Dataset records:

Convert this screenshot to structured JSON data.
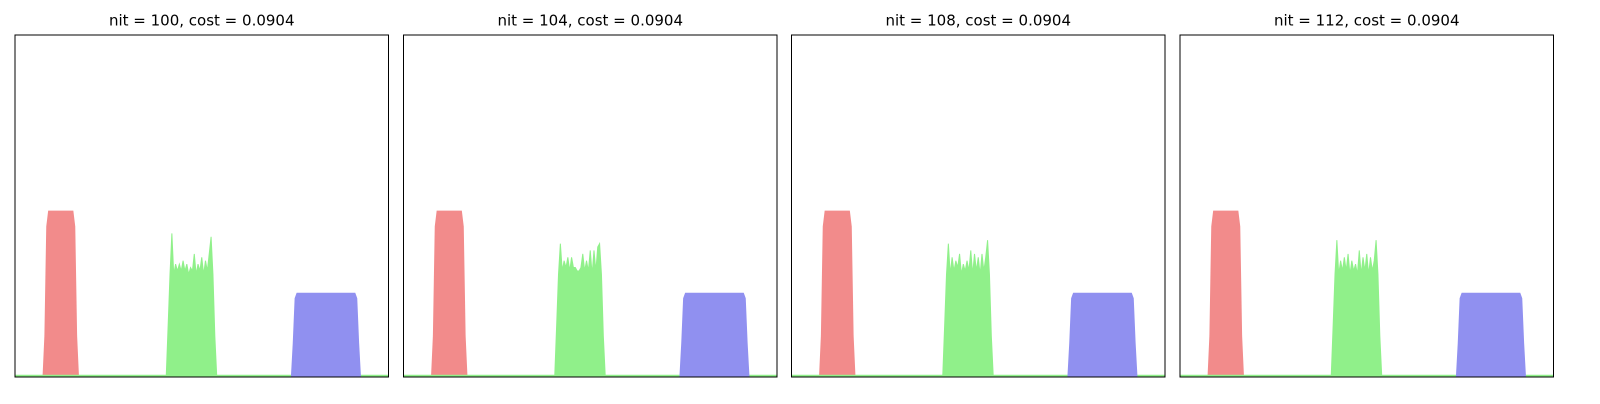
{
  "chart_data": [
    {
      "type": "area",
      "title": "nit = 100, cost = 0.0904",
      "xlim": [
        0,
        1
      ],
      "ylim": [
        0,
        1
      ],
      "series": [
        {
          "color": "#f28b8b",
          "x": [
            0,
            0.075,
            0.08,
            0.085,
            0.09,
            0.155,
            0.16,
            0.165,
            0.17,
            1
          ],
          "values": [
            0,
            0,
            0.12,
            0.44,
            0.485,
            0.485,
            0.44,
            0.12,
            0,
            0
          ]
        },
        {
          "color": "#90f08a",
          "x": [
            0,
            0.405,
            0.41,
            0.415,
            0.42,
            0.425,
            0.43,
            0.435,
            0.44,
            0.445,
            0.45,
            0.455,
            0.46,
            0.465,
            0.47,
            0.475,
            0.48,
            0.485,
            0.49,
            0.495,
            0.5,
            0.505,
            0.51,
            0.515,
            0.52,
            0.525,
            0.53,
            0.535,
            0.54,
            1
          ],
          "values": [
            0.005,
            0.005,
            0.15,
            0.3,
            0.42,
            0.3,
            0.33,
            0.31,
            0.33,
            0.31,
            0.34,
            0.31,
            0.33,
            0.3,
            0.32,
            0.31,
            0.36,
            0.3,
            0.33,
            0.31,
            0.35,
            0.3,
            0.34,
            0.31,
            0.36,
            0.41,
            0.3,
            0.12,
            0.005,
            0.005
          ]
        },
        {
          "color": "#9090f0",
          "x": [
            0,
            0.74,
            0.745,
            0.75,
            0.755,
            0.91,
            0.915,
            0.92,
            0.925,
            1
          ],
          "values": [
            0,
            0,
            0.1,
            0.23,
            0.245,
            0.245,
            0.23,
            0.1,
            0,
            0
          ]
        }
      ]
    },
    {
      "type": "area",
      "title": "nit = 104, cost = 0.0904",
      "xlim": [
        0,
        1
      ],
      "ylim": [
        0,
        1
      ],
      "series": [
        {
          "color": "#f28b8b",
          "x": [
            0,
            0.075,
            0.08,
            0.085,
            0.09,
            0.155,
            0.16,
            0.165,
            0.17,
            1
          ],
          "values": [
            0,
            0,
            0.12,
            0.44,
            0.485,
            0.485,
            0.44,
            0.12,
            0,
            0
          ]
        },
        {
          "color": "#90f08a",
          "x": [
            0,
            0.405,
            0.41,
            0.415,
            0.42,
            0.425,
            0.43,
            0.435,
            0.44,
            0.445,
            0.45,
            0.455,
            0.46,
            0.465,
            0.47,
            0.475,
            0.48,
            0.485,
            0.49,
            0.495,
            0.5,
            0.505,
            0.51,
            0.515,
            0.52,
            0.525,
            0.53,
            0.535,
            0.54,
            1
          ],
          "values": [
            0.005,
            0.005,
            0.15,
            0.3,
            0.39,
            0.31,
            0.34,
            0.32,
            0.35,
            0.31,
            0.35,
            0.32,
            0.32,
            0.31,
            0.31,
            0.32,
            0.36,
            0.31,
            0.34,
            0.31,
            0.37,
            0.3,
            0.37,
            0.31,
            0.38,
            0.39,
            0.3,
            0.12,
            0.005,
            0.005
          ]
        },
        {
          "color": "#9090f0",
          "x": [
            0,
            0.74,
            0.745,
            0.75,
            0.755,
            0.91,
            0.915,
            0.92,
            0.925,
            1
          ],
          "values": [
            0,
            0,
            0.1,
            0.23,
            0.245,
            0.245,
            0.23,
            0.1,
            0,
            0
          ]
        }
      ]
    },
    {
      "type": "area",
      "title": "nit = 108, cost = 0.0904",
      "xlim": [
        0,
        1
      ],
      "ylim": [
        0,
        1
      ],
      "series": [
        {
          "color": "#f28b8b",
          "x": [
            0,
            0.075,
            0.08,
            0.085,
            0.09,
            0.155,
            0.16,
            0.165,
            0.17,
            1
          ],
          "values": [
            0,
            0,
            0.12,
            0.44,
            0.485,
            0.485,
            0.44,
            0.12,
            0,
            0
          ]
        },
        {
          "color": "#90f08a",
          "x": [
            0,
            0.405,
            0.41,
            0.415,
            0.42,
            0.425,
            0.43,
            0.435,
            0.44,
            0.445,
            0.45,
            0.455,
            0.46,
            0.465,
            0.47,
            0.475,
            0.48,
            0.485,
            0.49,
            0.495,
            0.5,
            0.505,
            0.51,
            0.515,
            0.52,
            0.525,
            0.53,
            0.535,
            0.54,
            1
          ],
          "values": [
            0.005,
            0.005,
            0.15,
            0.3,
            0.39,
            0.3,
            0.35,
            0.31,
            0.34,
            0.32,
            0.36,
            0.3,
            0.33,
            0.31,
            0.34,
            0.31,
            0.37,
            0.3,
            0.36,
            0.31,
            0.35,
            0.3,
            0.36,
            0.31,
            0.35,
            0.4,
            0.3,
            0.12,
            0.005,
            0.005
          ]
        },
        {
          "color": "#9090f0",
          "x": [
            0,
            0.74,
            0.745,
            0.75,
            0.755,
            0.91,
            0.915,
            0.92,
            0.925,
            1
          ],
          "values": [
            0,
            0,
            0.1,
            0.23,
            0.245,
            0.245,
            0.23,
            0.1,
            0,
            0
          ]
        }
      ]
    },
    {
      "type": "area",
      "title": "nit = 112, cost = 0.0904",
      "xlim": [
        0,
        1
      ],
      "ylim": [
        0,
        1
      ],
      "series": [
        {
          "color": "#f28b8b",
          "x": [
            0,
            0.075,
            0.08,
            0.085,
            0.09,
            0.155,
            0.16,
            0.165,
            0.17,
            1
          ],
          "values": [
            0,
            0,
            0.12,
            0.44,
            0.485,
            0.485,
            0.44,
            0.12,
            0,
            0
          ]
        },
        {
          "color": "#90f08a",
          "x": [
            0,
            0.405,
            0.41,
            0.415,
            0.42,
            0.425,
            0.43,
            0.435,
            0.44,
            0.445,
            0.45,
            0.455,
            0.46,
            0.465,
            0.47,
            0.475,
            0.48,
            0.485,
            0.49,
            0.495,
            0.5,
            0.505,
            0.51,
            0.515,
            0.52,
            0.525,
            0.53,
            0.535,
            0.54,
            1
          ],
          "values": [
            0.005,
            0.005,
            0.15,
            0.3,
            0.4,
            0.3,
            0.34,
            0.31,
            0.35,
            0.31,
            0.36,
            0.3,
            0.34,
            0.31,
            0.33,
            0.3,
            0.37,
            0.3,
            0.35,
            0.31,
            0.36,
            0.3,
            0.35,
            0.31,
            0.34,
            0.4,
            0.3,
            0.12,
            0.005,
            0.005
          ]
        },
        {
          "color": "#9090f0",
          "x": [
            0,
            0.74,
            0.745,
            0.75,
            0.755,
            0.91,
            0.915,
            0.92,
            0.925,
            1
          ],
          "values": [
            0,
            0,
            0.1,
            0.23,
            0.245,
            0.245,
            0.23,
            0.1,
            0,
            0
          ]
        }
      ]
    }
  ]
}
--
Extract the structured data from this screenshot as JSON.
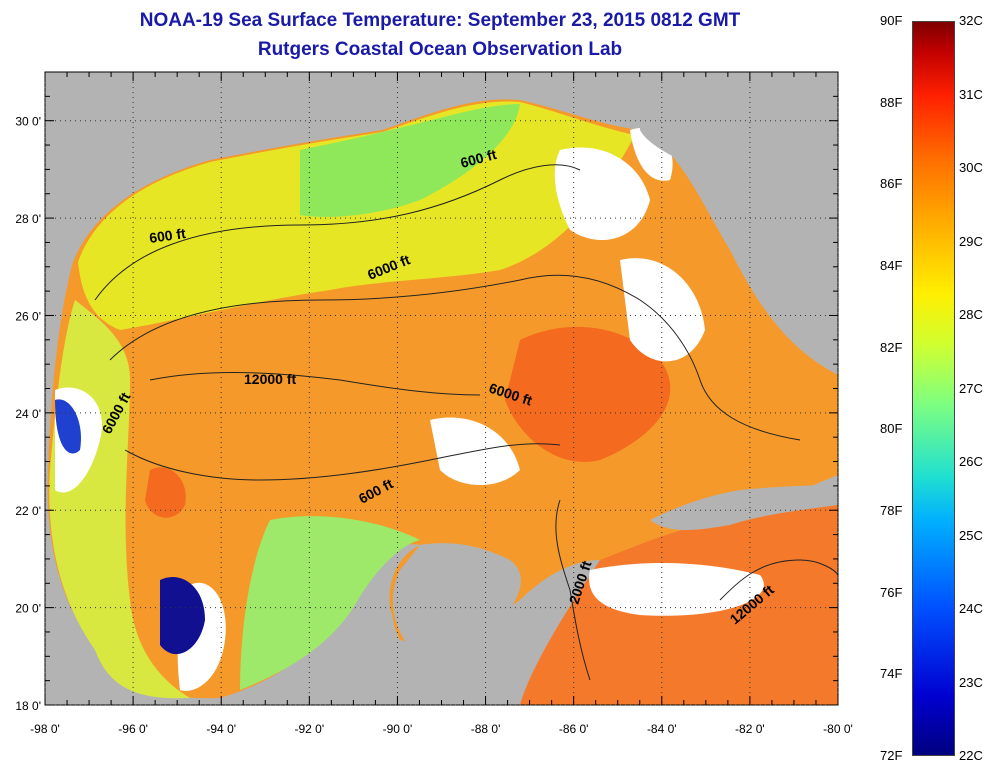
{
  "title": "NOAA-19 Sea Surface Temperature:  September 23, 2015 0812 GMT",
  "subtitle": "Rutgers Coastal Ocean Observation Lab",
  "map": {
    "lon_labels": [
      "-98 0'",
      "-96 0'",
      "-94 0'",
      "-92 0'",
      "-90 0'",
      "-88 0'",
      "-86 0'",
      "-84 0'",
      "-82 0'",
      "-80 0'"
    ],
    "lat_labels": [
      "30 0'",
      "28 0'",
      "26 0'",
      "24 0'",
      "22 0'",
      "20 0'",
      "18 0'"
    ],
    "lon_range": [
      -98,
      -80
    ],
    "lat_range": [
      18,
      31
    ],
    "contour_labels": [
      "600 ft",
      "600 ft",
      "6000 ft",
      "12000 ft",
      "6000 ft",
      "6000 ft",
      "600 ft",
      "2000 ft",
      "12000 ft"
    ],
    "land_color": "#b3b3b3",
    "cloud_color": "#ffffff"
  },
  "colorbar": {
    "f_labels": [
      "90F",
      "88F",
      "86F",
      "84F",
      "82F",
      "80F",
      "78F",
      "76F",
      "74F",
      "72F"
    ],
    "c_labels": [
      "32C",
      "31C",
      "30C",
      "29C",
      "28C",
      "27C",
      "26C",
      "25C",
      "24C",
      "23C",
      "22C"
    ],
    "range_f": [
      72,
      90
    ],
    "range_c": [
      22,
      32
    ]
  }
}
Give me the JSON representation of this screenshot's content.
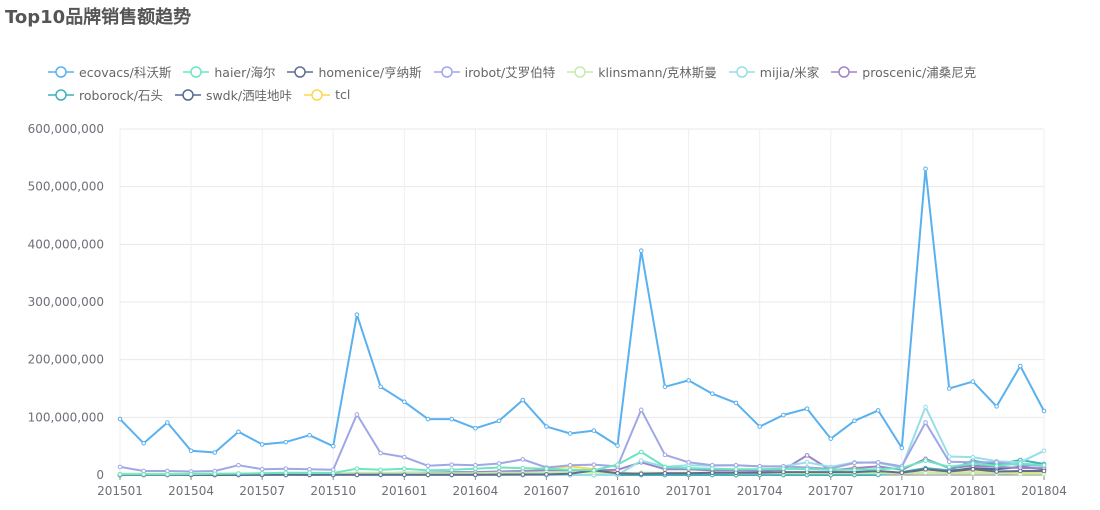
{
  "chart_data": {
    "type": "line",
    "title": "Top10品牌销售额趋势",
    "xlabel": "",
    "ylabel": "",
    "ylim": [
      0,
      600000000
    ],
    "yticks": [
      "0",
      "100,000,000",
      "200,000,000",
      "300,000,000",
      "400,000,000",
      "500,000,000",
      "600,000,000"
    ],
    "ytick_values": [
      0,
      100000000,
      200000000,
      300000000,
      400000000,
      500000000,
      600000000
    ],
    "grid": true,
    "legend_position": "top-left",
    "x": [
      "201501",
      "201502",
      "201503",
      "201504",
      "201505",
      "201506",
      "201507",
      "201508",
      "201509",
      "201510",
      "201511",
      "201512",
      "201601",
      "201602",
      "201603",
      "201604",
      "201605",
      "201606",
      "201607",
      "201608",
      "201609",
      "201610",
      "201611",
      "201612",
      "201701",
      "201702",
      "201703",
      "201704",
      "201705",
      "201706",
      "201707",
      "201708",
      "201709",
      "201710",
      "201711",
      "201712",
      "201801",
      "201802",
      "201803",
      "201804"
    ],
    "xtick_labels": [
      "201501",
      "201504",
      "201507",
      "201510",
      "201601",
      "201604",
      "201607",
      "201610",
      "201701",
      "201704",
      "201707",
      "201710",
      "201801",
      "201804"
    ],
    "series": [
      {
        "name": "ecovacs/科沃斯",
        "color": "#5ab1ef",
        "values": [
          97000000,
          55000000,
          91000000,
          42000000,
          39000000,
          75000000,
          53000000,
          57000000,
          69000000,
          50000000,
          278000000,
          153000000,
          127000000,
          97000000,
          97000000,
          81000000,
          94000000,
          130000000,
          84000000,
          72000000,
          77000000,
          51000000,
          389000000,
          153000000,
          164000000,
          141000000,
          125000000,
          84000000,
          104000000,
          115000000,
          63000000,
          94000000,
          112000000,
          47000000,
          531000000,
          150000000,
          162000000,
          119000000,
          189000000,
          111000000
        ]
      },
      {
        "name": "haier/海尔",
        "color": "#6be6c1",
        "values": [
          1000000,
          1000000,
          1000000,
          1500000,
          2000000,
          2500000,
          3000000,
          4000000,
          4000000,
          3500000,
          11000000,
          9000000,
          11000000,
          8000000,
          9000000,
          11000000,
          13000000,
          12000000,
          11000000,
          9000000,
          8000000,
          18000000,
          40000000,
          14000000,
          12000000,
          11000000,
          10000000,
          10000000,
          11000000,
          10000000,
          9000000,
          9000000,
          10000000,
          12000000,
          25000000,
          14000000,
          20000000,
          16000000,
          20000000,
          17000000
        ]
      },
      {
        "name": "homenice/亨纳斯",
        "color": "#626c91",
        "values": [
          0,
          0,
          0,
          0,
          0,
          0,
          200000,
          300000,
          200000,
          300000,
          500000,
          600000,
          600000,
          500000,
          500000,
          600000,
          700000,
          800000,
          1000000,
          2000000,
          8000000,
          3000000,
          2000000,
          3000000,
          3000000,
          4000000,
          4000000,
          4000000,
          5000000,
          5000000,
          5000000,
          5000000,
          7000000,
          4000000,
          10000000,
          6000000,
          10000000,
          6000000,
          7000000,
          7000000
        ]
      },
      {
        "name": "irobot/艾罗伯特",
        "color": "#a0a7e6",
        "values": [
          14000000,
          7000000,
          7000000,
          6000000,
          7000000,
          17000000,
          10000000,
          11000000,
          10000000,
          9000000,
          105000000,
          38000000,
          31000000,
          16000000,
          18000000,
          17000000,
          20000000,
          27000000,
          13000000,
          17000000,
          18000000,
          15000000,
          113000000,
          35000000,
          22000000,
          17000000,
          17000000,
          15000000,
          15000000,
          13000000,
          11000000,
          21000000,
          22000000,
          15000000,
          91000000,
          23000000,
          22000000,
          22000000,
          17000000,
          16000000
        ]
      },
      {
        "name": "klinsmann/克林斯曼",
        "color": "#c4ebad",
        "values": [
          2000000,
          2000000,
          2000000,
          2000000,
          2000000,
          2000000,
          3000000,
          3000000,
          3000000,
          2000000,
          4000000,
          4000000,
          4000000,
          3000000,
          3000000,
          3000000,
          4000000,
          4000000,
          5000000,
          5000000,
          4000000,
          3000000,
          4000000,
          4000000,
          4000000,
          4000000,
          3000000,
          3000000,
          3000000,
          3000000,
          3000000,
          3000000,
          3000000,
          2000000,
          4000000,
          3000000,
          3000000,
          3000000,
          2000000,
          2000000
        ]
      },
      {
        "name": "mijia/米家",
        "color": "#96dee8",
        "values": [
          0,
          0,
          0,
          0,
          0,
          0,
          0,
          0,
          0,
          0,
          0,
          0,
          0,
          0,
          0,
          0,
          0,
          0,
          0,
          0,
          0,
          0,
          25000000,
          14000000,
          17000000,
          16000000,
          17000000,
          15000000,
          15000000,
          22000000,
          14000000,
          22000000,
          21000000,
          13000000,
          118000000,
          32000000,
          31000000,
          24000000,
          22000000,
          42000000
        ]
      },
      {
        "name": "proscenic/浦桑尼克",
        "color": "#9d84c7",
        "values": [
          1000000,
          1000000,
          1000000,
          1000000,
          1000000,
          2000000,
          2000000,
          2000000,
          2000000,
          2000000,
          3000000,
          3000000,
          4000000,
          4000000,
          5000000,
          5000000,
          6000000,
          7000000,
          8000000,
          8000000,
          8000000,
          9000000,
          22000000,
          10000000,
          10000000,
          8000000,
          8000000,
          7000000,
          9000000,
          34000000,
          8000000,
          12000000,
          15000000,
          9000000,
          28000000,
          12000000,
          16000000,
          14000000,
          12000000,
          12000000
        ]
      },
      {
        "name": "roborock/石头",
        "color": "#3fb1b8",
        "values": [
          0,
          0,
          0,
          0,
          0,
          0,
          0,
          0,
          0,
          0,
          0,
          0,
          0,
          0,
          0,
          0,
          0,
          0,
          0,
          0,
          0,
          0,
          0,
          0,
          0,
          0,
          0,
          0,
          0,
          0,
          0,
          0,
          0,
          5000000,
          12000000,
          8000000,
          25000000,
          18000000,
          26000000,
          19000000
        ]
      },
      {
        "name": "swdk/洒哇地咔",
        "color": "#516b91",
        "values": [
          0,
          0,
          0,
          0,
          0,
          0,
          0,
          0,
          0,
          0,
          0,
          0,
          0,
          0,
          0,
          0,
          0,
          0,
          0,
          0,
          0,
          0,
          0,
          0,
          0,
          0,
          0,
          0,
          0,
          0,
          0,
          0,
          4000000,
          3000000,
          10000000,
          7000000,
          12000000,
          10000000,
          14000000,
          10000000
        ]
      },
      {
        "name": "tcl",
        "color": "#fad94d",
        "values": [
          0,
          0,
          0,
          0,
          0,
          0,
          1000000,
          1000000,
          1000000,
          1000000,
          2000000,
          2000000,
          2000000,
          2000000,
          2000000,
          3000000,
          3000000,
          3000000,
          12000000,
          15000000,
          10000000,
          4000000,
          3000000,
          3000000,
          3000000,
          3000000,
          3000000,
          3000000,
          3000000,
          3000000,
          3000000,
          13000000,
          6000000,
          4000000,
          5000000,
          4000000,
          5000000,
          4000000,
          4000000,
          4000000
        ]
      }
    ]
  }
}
---
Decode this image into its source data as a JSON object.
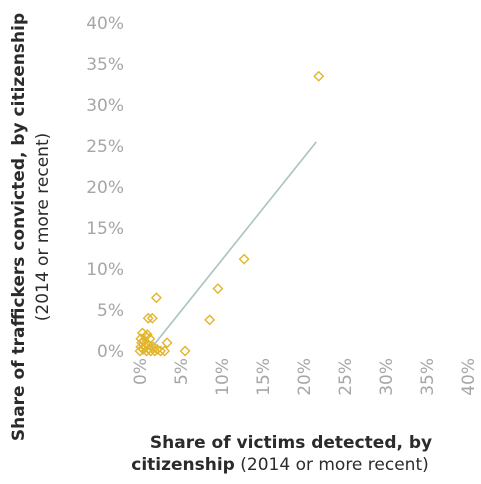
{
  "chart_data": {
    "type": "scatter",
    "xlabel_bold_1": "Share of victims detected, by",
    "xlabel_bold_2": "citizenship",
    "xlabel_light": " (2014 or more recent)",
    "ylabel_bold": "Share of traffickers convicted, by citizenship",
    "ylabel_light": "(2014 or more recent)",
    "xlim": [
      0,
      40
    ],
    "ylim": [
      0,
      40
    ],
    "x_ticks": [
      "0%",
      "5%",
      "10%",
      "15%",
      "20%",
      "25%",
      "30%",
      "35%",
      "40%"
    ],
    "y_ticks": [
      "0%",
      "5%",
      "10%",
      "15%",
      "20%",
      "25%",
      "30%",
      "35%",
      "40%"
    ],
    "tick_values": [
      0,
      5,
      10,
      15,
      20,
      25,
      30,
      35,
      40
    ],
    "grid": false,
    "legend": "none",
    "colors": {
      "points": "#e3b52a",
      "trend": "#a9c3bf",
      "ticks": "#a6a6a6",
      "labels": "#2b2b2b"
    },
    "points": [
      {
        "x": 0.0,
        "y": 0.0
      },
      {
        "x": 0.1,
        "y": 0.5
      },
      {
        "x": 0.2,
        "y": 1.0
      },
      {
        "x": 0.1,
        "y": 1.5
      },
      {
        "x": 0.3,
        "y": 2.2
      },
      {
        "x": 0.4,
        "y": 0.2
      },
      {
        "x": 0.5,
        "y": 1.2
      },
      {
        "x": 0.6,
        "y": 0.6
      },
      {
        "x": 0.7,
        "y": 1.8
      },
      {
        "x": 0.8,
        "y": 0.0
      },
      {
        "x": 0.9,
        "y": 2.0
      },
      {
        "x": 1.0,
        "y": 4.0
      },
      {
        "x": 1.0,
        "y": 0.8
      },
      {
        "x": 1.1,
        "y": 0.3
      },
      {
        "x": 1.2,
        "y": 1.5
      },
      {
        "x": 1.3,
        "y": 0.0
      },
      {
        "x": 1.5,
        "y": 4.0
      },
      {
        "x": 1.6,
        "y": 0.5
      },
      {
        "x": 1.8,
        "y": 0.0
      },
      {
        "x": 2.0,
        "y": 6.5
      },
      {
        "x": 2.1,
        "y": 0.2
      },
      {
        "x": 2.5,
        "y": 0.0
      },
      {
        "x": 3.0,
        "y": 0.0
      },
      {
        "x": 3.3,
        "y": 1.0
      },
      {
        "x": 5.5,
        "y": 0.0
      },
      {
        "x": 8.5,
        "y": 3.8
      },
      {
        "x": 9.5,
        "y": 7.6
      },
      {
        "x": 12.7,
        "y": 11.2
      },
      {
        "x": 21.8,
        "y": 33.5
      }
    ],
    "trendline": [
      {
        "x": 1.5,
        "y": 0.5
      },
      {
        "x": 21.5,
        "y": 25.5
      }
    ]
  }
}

Goal:
Report every line containing the word "recent" from the listing above.

Right answer:
    "xlabel_light": " (2014 or more recent)",
    "ylabel_light": "(2014 or more recent)",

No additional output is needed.